By now it was time for the forum “Restoring hope through international law – is the right of return for Palestinian refugees necessary for peace?”:

"Our speakers will discuss the sometimes controversial, internationally recognized right of refugees to return to areas from which they have fled or been forced to leave. Should refugees be compensated  for what they have lost? Should they be allowed to return home? Should they be allowed to repossess their properties or should they instead receive compensation and support for resettlement? What if their homes are gone? Have been demolished to make way for an airport? Refugee rights derive from a number of legal sources, including customary international law, international humanitarian law (governing rights of civilians during war), and human rights law"

 The speakers were Samah Sabawi and Dr Marcelo Svirsky:
"Samah Sabawi is an Australian-Palestinian writer, playwright an political analyst with years of experience and special expertise in human rights. Samah was born in Palestine but her family was displaced as a result of Israel’s occupation of the Gaza Strip in 1967. She lived with her family in a refugee camp, moved into the Arabian Gulf and later migrated to Australia. She still has family living under Israeli siege in Gaza. Her work reflects her passion about her heritage and her desire for a peaceful resolution that is based on justice and respect of human rights for all.  
"She is a policy advisor to the Palestinian policy network AlShabaka and has formerly served as executive director and media spokesperson for the National Council on Canada Arab Relations (NCCAR) and as public advocate for Australians for Palestine. 
"Dr Marcelo Svirsky is a political scientist who works at the School of History and Politics, University of Wollongong, where he  teaches subjects in International Studies.  He grew up in Argentina but moved to Israel where he completed his education at Technion and Haifa Universities. As an activist, Marcelo has long been involved  in the Palestinian struggle for peace with justice. Later this year, Marcelo will walk from Sydney to the Federal Parliament in Canberra to raise awareness about Boycott, Divestment and Sanctions, (BDS), in Australia.  
"His research interests are primarily invested on theories and the practice of political activism, revolutionary action, and social transformation. His current research and works in progress include a special issue of the journal Settler Colonial Studies and ‘The Ecology of Interculturalism in Israel’
It was good to have the opportunity to listen to Samah again - we'd last encountered her at the Human Rights in Palestine that we attended at the Australian National University in Canberra last year.

Task requirements –
Reproduce the text of the right-of-return forum passage above word for word, between "The speakers were Samah" and "rights for all.", inclusive.

Information provided –
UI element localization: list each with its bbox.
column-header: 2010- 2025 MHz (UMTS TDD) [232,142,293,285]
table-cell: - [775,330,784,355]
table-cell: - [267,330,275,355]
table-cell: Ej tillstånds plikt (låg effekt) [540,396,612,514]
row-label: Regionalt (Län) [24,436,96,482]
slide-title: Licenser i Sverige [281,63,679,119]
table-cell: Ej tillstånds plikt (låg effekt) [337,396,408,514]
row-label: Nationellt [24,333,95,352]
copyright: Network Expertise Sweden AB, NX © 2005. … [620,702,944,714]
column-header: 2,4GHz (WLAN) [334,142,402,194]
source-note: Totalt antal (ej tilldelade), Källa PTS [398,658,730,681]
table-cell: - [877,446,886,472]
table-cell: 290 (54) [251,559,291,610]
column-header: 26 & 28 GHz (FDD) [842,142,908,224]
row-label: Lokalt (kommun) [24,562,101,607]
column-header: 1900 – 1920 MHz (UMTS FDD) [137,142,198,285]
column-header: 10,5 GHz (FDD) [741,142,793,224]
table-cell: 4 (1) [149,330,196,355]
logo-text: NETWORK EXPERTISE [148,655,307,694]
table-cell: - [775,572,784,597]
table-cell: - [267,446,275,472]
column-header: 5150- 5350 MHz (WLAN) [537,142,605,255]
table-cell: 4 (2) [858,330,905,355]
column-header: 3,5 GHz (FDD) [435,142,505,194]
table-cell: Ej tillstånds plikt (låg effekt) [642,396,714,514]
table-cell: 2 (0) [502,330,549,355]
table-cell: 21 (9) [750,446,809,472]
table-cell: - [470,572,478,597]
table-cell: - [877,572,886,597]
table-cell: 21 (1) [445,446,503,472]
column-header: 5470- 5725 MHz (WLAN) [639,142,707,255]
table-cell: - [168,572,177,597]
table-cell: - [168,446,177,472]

Exercise response –
The speakers were Samah Sabawi and Dr Marcelo Svirsky:
"Samah Sabawi is an Australian-Palestinian writer, playwright an political analyst with years of experience and special expertise in human rights. Samah was born in Palestine but her family was displaced as a result of Israel’s occupation of the Gaza Strip in 1967. She lived with her family in a refugee camp, moved into the Arabian Gulf and later migrated to Australia. She still has family living under Israeli siege in Gaza. Her work reflects her passion about her heritage and her desire for a peaceful resolution that is based on justice and respect of human rights for all.